__WHAT THE TASK ASKS__
Select every line holding the word "الدين" and copy it.

========================================================================

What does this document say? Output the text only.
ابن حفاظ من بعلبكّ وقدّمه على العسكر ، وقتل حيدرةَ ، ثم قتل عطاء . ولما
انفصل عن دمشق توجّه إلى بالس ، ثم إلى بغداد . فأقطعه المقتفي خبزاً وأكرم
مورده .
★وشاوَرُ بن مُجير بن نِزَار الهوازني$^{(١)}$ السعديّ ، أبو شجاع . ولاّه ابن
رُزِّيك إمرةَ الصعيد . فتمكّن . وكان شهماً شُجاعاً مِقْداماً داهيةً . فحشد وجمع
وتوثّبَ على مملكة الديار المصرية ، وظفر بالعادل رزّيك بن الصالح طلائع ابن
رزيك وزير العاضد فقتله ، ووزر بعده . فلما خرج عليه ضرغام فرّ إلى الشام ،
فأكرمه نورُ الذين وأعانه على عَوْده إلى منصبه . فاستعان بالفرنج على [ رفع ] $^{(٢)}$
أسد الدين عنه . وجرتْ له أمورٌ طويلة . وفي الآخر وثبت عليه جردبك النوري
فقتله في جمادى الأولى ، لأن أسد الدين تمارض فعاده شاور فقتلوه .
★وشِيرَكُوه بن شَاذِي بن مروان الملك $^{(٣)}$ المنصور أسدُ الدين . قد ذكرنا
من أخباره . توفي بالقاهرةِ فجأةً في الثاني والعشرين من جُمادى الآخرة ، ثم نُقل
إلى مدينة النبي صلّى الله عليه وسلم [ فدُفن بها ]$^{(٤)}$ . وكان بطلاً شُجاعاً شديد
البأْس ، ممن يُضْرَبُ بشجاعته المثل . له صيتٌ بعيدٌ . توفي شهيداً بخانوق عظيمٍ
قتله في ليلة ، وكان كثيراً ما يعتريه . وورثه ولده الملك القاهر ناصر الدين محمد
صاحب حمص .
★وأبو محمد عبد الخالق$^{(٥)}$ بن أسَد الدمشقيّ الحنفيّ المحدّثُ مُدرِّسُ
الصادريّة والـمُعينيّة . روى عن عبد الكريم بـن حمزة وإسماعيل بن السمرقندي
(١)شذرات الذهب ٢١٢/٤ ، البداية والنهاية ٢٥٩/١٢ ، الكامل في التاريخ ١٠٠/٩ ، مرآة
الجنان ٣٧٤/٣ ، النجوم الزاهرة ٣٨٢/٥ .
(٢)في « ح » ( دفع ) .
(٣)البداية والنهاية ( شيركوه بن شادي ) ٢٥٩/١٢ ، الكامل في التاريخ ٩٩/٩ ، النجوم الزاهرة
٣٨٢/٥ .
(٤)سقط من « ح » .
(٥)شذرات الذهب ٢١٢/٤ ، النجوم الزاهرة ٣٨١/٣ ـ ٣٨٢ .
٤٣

========================================================================

__FINAL RESULT__
أسد الدين عنه . وجرتْ له أمورٌ طويلة . وفي الآخر وثبت عليه جردبك النوري
فقتله في جمادى الأولى ، لأن أسد الدين تمارض فعاده شاور فقتلوه .
★وشِيرَكُوه بن شَاذِي بن مروان الملك $^{(٣)}$ المنصور أسدُ الدين . قد ذكرنا
قتله في ليلة ، وكان كثيراً ما يعتريه . وورثه ولده الملك القاهر ناصر الدين محمد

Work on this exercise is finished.